Start of Data to process

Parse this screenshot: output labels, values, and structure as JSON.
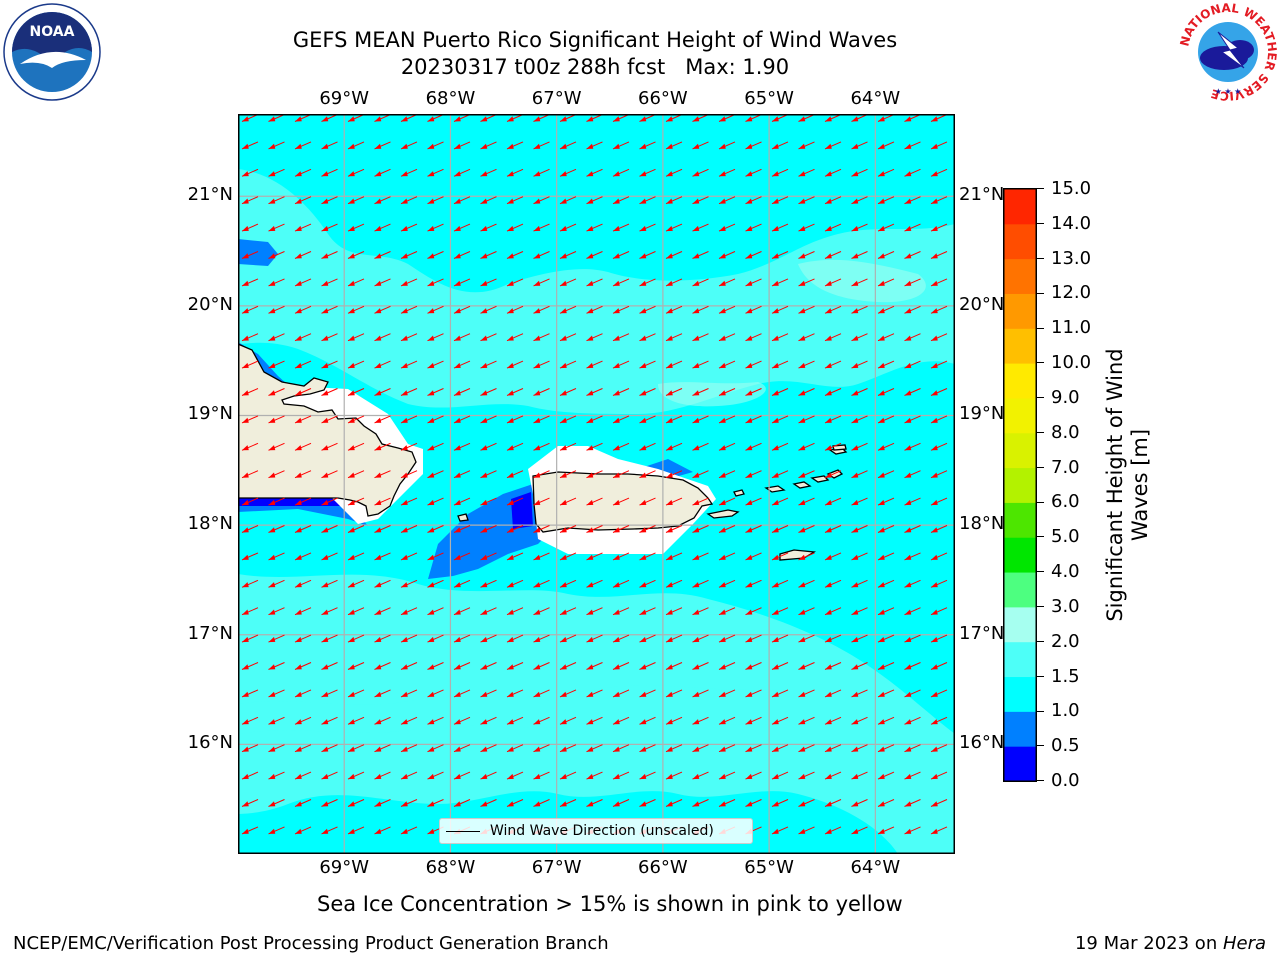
{
  "title": {
    "line1": "GEFS MEAN Puerto Rico Significant Height of Wind Waves",
    "line2": "20230317 t00z 288h fcst   Max: 1.90"
  },
  "map": {
    "extent": {
      "lon_min": -70.0,
      "lon_max": -63.25,
      "lat_min": 15.0,
      "lat_max": 21.75
    },
    "lon_ticks": [
      {
        "label": "69°W",
        "lon": -69.0
      },
      {
        "label": "68°W",
        "lon": -68.0
      },
      {
        "label": "67°W",
        "lon": -67.0
      },
      {
        "label": "66°W",
        "lon": -66.0
      },
      {
        "label": "65°W",
        "lon": -65.0
      },
      {
        "label": "64°W",
        "lon": -64.0
      }
    ],
    "lat_ticks": [
      {
        "label": "21°N",
        "lat": 21.0
      },
      {
        "label": "20°N",
        "lat": 20.0
      },
      {
        "label": "19°N",
        "lat": 19.0
      },
      {
        "label": "18°N",
        "lat": 18.0
      },
      {
        "label": "17°N",
        "lat": 17.0
      },
      {
        "label": "16°N",
        "lat": 16.0
      }
    ],
    "gridlines": true,
    "background_wave_height_range_m": "1.0–2.0",
    "arrow_direction": "toward southwest (easterly trade wind waves)",
    "land_color": "#f0eedc",
    "legend": {
      "label": "Wind Wave Direction (unscaled)",
      "placement": "bottom-center"
    }
  },
  "colorbar": {
    "label": "Significant Height of Wind Waves [m]",
    "min": 0.0,
    "max": 15.0,
    "tick_labels": [
      "15.0",
      "14.0",
      "13.0",
      "12.0",
      "11.0",
      "10.0",
      "9.0",
      "8.0",
      "7.0",
      "6.0",
      "5.0",
      "4.0",
      "3.0",
      "2.0",
      "1.5",
      "1.0",
      "0.5",
      "0.0"
    ],
    "bands": [
      {
        "from": 0.0,
        "to": 0.5,
        "color": "#0000ff"
      },
      {
        "from": 0.5,
        "to": 1.0,
        "color": "#0080ff"
      },
      {
        "from": 1.0,
        "to": 1.5,
        "color": "#00ffff"
      },
      {
        "from": 1.5,
        "to": 2.0,
        "color": "#4dfff8"
      },
      {
        "from": 2.0,
        "to": 3.0,
        "color": "#a6fff0"
      },
      {
        "from": 3.0,
        "to": 4.0,
        "color": "#4dff80"
      },
      {
        "from": 4.0,
        "to": 5.0,
        "color": "#00e600"
      },
      {
        "from": 5.0,
        "to": 6.0,
        "color": "#4de600"
      },
      {
        "from": 6.0,
        "to": 7.0,
        "color": "#b3f200"
      },
      {
        "from": 7.0,
        "to": 8.0,
        "color": "#d9f200"
      },
      {
        "from": 8.0,
        "to": 9.0,
        "color": "#f2f200"
      },
      {
        "from": 9.0,
        "to": 10.0,
        "color": "#ffea00"
      },
      {
        "from": 10.0,
        "to": 11.0,
        "color": "#ffbf00"
      },
      {
        "from": 11.0,
        "to": 12.0,
        "color": "#ff9900"
      },
      {
        "from": 12.0,
        "to": 13.0,
        "color": "#ff7300"
      },
      {
        "from": 13.0,
        "to": 14.0,
        "color": "#ff4d00"
      },
      {
        "from": 14.0,
        "to": 15.0,
        "color": "#ff2600"
      }
    ]
  },
  "subcaption": "Sea Ice Concentration > 15% is shown in pink to yellow",
  "footer": {
    "left": "NCEP/EMC/Verification Post Processing Product Generation Branch",
    "right_prefix": "19 Mar 2023 on ",
    "right_host": "Hera"
  },
  "logos": {
    "noaa_text": "NOAA",
    "nws_ring_text": "NATIONAL WEATHER SERVICE"
  },
  "colors": {
    "arrow": "#ff0000",
    "grid": "#b0b0b0",
    "coast": "#000000"
  }
}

End of Data to process

## What you have to do
Give back every line exactly as it stands, pictures excluded.

## Written answer
Parse this screenshot: output labels, values, and structure as JSON.
{
  "title": {
    "line1": "GEFS MEAN Puerto Rico Significant Height of Wind Waves",
    "line2": "20230317 t00z 288h fcst   Max: 1.90"
  },
  "map": {
    "extent": {
      "lon_min": -70.0,
      "lon_max": -63.25,
      "lat_min": 15.0,
      "lat_max": 21.75
    },
    "lon_ticks": [
      {
        "label": "69°W",
        "lon": -69.0
      },
      {
        "label": "68°W",
        "lon": -68.0
      },
      {
        "label": "67°W",
        "lon": -67.0
      },
      {
        "label": "66°W",
        "lon": -66.0
      },
      {
        "label": "65°W",
        "lon": -65.0
      },
      {
        "label": "64°W",
        "lon": -64.0
      }
    ],
    "lat_ticks": [
      {
        "label": "21°N",
        "lat": 21.0
      },
      {
        "label": "20°N",
        "lat": 20.0
      },
      {
        "label": "19°N",
        "lat": 19.0
      },
      {
        "label": "18°N",
        "lat": 18.0
      },
      {
        "label": "17°N",
        "lat": 17.0
      },
      {
        "label": "16°N",
        "lat": 16.0
      }
    ],
    "gridlines": true,
    "background_wave_height_range_m": "1.0–2.0",
    "arrow_direction": "toward southwest (easterly trade wind waves)",
    "land_color": "#f0eedc",
    "legend": {
      "label": "Wind Wave Direction (unscaled)",
      "placement": "bottom-center"
    }
  },
  "colorbar": {
    "label": "Significant Height of Wind Waves [m]",
    "min": 0.0,
    "max": 15.0,
    "tick_labels": [
      "15.0",
      "14.0",
      "13.0",
      "12.0",
      "11.0",
      "10.0",
      "9.0",
      "8.0",
      "7.0",
      "6.0",
      "5.0",
      "4.0",
      "3.0",
      "2.0",
      "1.5",
      "1.0",
      "0.5",
      "0.0"
    ],
    "bands": [
      {
        "from": 0.0,
        "to": 0.5,
        "color": "#0000ff"
      },
      {
        "from": 0.5,
        "to": 1.0,
        "color": "#0080ff"
      },
      {
        "from": 1.0,
        "to": 1.5,
        "color": "#00ffff"
      },
      {
        "from": 1.5,
        "to": 2.0,
        "color": "#4dfff8"
      },
      {
        "from": 2.0,
        "to": 3.0,
        "color": "#a6fff0"
      },
      {
        "from": 3.0,
        "to": 4.0,
        "color": "#4dff80"
      },
      {
        "from": 4.0,
        "to": 5.0,
        "color": "#00e600"
      },
      {
        "from": 5.0,
        "to": 6.0,
        "color": "#4de600"
      },
      {
        "from": 6.0,
        "to": 7.0,
        "color": "#b3f200"
      },
      {
        "from": 7.0,
        "to": 8.0,
        "color": "#d9f200"
      },
      {
        "from": 8.0,
        "to": 9.0,
        "color": "#f2f200"
      },
      {
        "from": 9.0,
        "to": 10.0,
        "color": "#ffea00"
      },
      {
        "from": 10.0,
        "to": 11.0,
        "color": "#ffbf00"
      },
      {
        "from": 11.0,
        "to": 12.0,
        "color": "#ff9900"
      },
      {
        "from": 12.0,
        "to": 13.0,
        "color": "#ff7300"
      },
      {
        "from": 13.0,
        "to": 14.0,
        "color": "#ff4d00"
      },
      {
        "from": 14.0,
        "to": 15.0,
        "color": "#ff2600"
      }
    ]
  },
  "subcaption": "Sea Ice Concentration > 15% is shown in pink to yellow",
  "footer": {
    "left": "NCEP/EMC/Verification Post Processing Product Generation Branch",
    "right_prefix": "19 Mar 2023 on ",
    "right_host": "Hera"
  },
  "logos": {
    "noaa_text": "NOAA",
    "nws_ring_text": "NATIONAL WEATHER SERVICE"
  },
  "colors": {
    "arrow": "#ff0000",
    "grid": "#b0b0b0",
    "coast": "#000000"
  }
}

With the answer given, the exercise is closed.